(Items listed in a dataset)
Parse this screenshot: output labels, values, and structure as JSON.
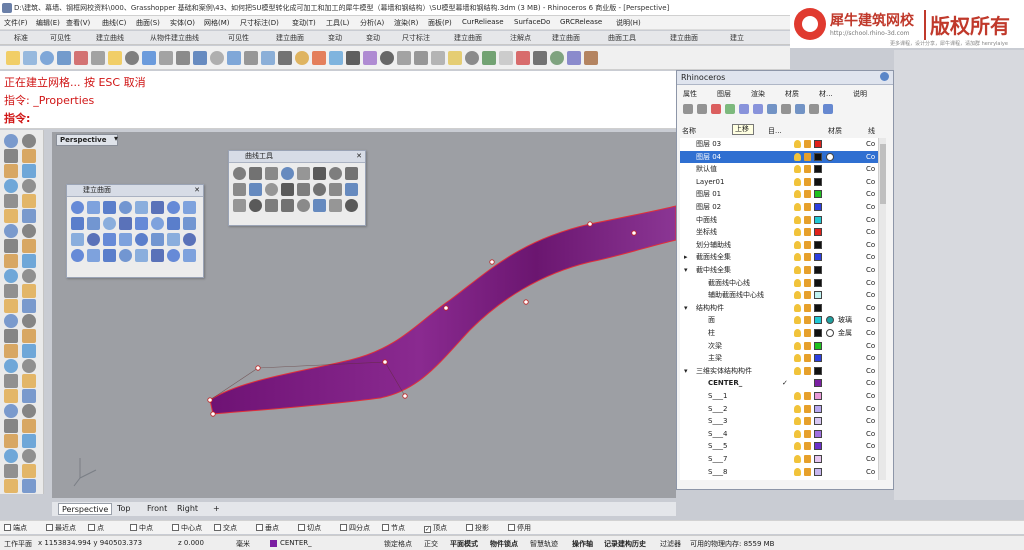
{
  "window": {
    "title": "D:\\建筑、幕墙、钢框网校资料\\000、Grasshopper 基础和案例\\43、如何把SU模型转化成可加工和加工的犀牛模型（幕墙和钢结构）\\SU模型幕墙和钢结构.3dm (3 MB) - Rhinoceros 6 商业版 - [Perspective]"
  },
  "menubar": [
    "文件(F)",
    "编辑(E)",
    "查看(V)",
    "曲线(C)",
    "曲面(S)",
    "实体(O)",
    "网格(M)",
    "尺寸标注(D)",
    "变动(T)",
    "工具(L)",
    "分析(A)",
    "渲染(R)",
    "面板(P)",
    "CurReliease",
    "SurfaceDo",
    "GRCRelease",
    "说明(H)"
  ],
  "logo": {
    "name": "犀牛建筑网校",
    "copyright": "版权所有",
    "url": "http://school.rhino-3d.com",
    "tagline": "更多课程，设计分享，犀牛课程，请加群",
    "handle": "henrylaiye"
  },
  "tabstrip": [
    "标准",
    "可见性",
    "建立曲线",
    "从物件建立曲线",
    "可见性",
    "建立曲面",
    "变动",
    "变动",
    "尺寸标注",
    "建立曲面",
    "注解点",
    "建立曲面",
    "曲面工具",
    "建立曲面",
    "建立"
  ],
  "command": {
    "line1": "正在建立网格... 按 ESC 取消",
    "line2": "指令: _Properties",
    "line3": "指令:"
  },
  "viewport": {
    "name": "Perspective",
    "dropdown": "▾"
  },
  "panels": {
    "curve_tools": "曲线工具",
    "surface_create": "建立曲面"
  },
  "rhino_panel": {
    "title": "Rhinoceros",
    "tabs": [
      "属性",
      "图层",
      "渲染",
      "材质",
      "材...",
      "说明"
    ],
    "tooltip": "上移",
    "columns": [
      "名称",
      "目...",
      "材质",
      "线"
    ]
  },
  "layers": [
    {
      "name": "图层 03",
      "indent": 0,
      "color": "#e0221b",
      "mat": "",
      "sel": false
    },
    {
      "name": "图层 04",
      "indent": 0,
      "color": "#111111",
      "mat": "",
      "sel": true
    },
    {
      "name": "默认值",
      "indent": 0,
      "color": "#111111",
      "mat": "",
      "sel": false
    },
    {
      "name": "Layer01",
      "indent": 0,
      "color": "#111111",
      "mat": "",
      "sel": false
    },
    {
      "name": "图层 01",
      "indent": 0,
      "color": "#1fc21f",
      "mat": "",
      "sel": false
    },
    {
      "name": "图层 02",
      "indent": 0,
      "color": "#2c3fe0",
      "mat": "",
      "sel": false
    },
    {
      "name": "中面线",
      "indent": 0,
      "color": "#22c9d4",
      "mat": "",
      "sel": false
    },
    {
      "name": "坐标线",
      "indent": 0,
      "color": "#e0221b",
      "mat": "",
      "sel": false
    },
    {
      "name": "划分辅助线",
      "indent": 0,
      "color": "#111111",
      "mat": "",
      "sel": false
    },
    {
      "name": "截面线全集",
      "indent": 0,
      "color": "#2c3fe0",
      "mat": "",
      "sel": false,
      "tw": "▸"
    },
    {
      "name": "截中线全集",
      "indent": 0,
      "color": "#111111",
      "mat": "",
      "sel": false,
      "tw": "▾"
    },
    {
      "name": "截面线中心线",
      "indent": 1,
      "color": "#111111",
      "mat": "",
      "sel": false
    },
    {
      "name": "辅助截面线中心线",
      "indent": 1,
      "color": "#bff2f2",
      "mat": "",
      "sel": false
    },
    {
      "name": "结构构件",
      "indent": 0,
      "color": "#111111",
      "mat": "",
      "sel": false,
      "tw": "▾"
    },
    {
      "name": "面",
      "indent": 1,
      "color": "#22c9d4",
      "mat": "玻璃",
      "matc": "#1fa0a0",
      "sel": false
    },
    {
      "name": "柱",
      "indent": 1,
      "color": "#111111",
      "mat": "金属",
      "matc": "#ffffff",
      "sel": false
    },
    {
      "name": "次梁",
      "indent": 1,
      "color": "#1fc21f",
      "mat": "",
      "sel": false
    },
    {
      "name": "主梁",
      "indent": 1,
      "color": "#2c3fe0",
      "mat": "",
      "sel": false
    },
    {
      "name": "三维实体结构构件",
      "indent": 0,
      "color": "#111111",
      "mat": "",
      "sel": false,
      "tw": "▾"
    },
    {
      "name": "CENTER_",
      "indent": 1,
      "color": "#7b1fa2",
      "mat": "",
      "sel": false,
      "bold": true
    },
    {
      "name": "S___1",
      "indent": 1,
      "color": "#e89ad8",
      "mat": "",
      "sel": false
    },
    {
      "name": "S___2",
      "indent": 1,
      "color": "#b8a8f0",
      "mat": "",
      "sel": false
    },
    {
      "name": "S___3",
      "indent": 1,
      "color": "#d8c8f4",
      "mat": "",
      "sel": false
    },
    {
      "name": "S___4",
      "indent": 1,
      "color": "#a070e0",
      "mat": "",
      "sel": false
    },
    {
      "name": "S___5",
      "indent": 1,
      "color": "#6a30c8",
      "mat": "",
      "sel": false
    },
    {
      "name": "S___7",
      "indent": 1,
      "color": "#e6c6f0",
      "mat": "",
      "sel": false
    },
    {
      "name": "S___8",
      "indent": 1,
      "color": "#c6b6ee",
      "mat": "",
      "sel": false
    }
  ],
  "view_tabs": [
    "Perspective",
    "Top",
    "Front",
    "Right",
    "+"
  ],
  "osnaps": [
    {
      "label": "端点",
      "checked": false
    },
    {
      "label": "最近点",
      "checked": false
    },
    {
      "label": "点",
      "checked": false
    },
    {
      "label": "中点",
      "checked": false
    },
    {
      "label": "中心点",
      "checked": false
    },
    {
      "label": "交点",
      "checked": false
    },
    {
      "label": "垂点",
      "checked": false
    },
    {
      "label": "切点",
      "checked": false
    },
    {
      "label": "四分点",
      "checked": false
    },
    {
      "label": "节点",
      "checked": false
    },
    {
      "label": "顶点",
      "checked": true
    },
    {
      "label": "投影",
      "checked": false
    },
    {
      "label": "停用",
      "checked": false
    }
  ],
  "status": {
    "workplane": "工作平面",
    "coords": "x 1153834.994  y 940503.373",
    "z": "z 0.000",
    "unit": "毫米",
    "layer": "CENTER_",
    "grid_snap": "锁定格点",
    "ortho": "正交",
    "planar": "平面模式",
    "osnap": "物件锁点",
    "smarttrack": "智慧轨迹",
    "gumball": "操作轴",
    "history": "记录建构历史",
    "filter": "过滤器",
    "memory": "可用的物理内存: 8559 MB"
  },
  "colors": {
    "surface": "#7d1c82",
    "edge": "#e0303a",
    "accent": "#2f6fd1"
  }
}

» **EXERCISE TASK**: Tally how many lines of the records hold the word "Perspective". Answer with the number only.

» **RESPONSE TO THE TASK**: 3